_Description of the task:_ Locate the lines of the listing below that hold "tanα", then copy each of them.

----------------------------------------

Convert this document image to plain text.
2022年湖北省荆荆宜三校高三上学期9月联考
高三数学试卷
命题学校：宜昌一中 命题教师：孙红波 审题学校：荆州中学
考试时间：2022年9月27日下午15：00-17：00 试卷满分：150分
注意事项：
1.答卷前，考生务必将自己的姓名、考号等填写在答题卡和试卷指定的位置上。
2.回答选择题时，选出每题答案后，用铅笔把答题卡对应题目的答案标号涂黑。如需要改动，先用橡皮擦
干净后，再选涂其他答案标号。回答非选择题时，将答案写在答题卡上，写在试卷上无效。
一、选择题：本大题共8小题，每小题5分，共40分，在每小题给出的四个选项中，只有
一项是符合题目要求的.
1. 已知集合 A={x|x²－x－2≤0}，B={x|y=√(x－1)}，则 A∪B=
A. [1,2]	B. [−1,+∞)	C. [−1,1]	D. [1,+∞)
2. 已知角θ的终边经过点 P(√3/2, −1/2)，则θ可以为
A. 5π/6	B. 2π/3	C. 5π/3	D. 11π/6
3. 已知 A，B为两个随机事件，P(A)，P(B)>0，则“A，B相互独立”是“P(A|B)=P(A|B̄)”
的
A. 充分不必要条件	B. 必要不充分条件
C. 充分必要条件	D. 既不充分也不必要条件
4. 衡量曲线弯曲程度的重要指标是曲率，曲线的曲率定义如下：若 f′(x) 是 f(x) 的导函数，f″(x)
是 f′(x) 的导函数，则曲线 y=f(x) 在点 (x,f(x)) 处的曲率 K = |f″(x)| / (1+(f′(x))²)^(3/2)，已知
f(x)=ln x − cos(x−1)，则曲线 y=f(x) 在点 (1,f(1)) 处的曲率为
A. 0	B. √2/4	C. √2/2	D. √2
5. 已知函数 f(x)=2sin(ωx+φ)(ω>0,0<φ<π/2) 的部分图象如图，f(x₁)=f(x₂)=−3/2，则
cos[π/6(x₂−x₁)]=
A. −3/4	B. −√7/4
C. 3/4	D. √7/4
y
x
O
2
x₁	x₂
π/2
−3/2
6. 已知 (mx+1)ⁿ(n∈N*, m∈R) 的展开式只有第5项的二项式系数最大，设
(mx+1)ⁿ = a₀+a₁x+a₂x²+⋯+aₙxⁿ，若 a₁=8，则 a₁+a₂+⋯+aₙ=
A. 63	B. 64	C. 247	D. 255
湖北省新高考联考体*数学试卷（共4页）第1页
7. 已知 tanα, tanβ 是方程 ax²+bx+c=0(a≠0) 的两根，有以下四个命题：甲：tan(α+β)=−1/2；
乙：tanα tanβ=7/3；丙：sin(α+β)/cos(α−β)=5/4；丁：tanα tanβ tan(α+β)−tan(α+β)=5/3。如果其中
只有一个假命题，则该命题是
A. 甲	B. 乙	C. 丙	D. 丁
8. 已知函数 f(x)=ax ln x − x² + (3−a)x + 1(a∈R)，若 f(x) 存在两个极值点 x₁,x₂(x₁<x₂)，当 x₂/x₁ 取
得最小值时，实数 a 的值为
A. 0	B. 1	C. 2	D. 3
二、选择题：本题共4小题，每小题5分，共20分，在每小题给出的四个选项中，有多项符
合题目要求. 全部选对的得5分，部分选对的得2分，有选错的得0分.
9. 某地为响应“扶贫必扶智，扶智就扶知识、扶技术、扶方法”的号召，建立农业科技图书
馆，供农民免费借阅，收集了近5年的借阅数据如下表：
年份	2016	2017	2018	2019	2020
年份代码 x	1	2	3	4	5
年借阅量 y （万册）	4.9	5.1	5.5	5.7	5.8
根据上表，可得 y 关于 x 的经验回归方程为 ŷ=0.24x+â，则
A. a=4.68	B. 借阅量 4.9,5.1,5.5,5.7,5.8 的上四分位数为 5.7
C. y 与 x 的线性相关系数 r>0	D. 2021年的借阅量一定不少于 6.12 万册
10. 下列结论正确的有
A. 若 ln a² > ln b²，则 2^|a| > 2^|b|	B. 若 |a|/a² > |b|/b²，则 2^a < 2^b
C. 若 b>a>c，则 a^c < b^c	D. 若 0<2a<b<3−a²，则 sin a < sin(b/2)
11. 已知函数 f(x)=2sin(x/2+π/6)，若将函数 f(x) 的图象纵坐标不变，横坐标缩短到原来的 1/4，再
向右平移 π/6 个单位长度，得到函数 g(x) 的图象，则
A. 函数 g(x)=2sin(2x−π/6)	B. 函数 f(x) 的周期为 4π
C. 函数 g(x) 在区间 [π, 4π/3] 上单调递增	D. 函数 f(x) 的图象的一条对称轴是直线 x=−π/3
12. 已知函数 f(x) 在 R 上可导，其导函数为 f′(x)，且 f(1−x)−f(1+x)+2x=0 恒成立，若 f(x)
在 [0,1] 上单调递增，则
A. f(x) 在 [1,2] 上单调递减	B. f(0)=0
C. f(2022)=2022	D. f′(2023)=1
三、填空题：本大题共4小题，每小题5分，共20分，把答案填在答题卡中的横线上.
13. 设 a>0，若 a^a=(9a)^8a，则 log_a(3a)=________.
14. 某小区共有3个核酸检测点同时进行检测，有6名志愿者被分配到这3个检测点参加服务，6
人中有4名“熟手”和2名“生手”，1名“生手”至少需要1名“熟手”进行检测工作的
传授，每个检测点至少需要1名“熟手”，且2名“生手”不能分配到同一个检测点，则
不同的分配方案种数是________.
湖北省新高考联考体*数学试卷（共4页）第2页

----------------------------------------

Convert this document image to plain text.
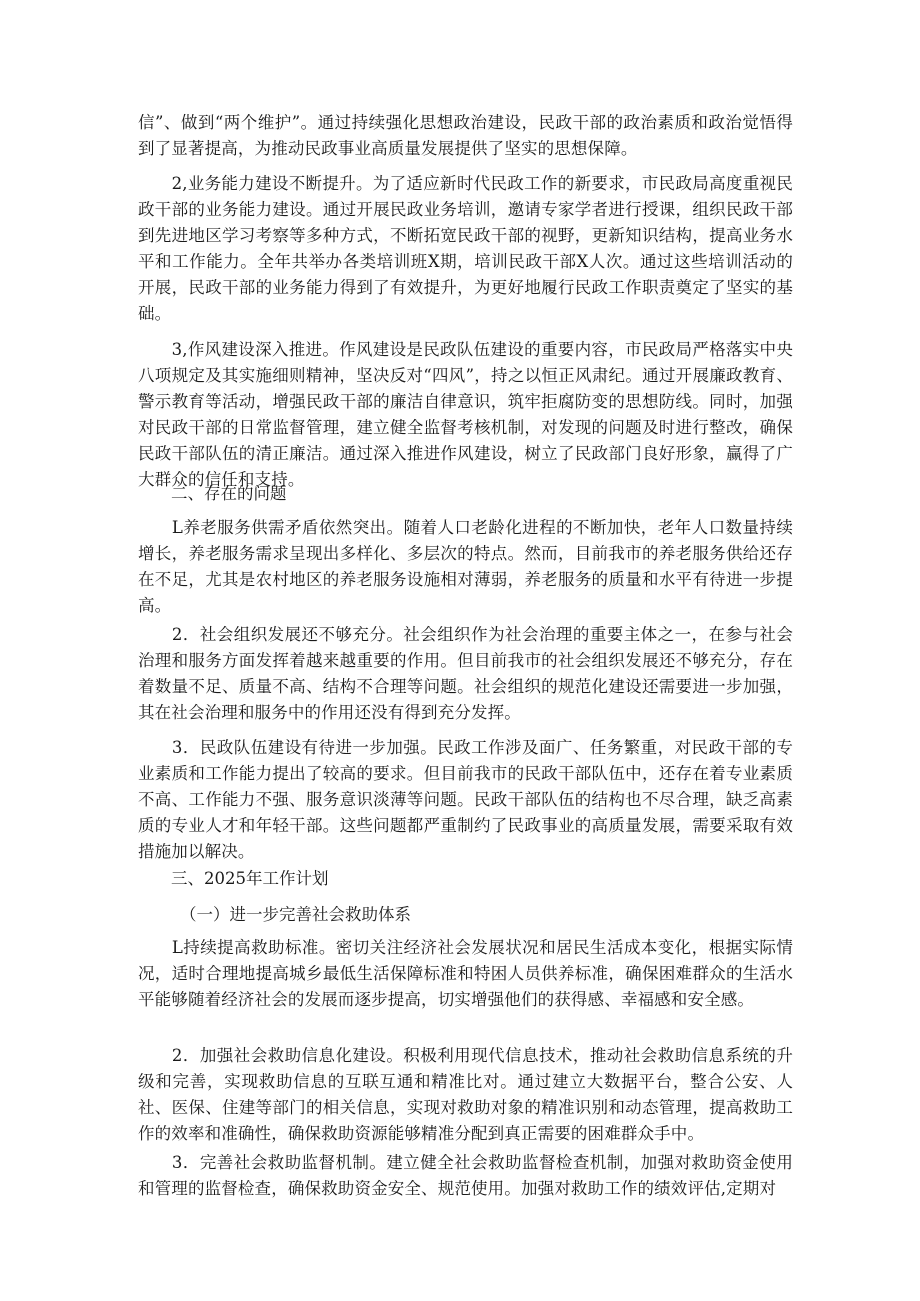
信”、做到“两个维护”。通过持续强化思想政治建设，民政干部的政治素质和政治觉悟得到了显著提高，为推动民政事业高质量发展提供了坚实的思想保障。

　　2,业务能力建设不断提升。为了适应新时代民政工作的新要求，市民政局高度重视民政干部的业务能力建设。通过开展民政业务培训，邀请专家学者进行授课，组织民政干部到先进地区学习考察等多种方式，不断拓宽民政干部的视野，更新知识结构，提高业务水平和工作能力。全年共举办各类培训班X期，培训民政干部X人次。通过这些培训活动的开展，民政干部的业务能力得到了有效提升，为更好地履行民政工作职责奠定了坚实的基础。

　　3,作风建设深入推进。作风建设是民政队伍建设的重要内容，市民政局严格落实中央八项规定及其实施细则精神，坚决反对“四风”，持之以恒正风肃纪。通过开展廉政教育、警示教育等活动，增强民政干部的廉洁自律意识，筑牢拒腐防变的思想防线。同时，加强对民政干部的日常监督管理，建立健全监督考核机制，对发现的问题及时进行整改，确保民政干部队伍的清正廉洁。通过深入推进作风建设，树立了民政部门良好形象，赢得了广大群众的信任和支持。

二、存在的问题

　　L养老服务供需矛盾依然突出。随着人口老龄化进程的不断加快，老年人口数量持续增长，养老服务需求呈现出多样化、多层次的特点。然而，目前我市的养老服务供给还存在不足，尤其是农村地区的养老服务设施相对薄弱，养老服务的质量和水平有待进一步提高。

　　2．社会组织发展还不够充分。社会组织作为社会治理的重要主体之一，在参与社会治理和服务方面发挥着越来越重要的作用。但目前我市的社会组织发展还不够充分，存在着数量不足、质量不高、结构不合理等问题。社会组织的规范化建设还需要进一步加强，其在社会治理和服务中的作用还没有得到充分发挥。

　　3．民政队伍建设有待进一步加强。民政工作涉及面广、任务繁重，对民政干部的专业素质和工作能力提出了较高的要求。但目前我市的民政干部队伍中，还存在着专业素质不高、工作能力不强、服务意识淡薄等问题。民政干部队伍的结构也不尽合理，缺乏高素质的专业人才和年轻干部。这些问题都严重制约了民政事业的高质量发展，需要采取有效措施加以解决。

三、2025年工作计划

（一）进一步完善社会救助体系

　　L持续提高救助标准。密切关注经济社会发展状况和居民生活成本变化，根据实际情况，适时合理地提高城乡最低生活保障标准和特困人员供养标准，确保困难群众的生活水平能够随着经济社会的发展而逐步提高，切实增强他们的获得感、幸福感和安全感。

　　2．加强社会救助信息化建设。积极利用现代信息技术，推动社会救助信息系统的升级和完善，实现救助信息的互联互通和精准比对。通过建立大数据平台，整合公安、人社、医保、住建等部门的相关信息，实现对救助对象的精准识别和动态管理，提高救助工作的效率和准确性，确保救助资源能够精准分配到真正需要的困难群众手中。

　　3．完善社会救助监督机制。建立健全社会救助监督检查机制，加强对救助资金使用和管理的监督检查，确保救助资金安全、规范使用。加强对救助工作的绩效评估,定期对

----------------------------------------

_Result for this exercise:_
7. 已知 tanα, tanβ 是方程 ax²+bx+c=0(a≠0) 的两根，有以下四个命题：甲：tan(α+β)=−1/2；
乙：tanα tanβ=7/3；丙：sin(α+β)/cos(α−β)=5/4；丁：tanα tanβ tan(α+β)−tan(α+β)=5/3。如果其中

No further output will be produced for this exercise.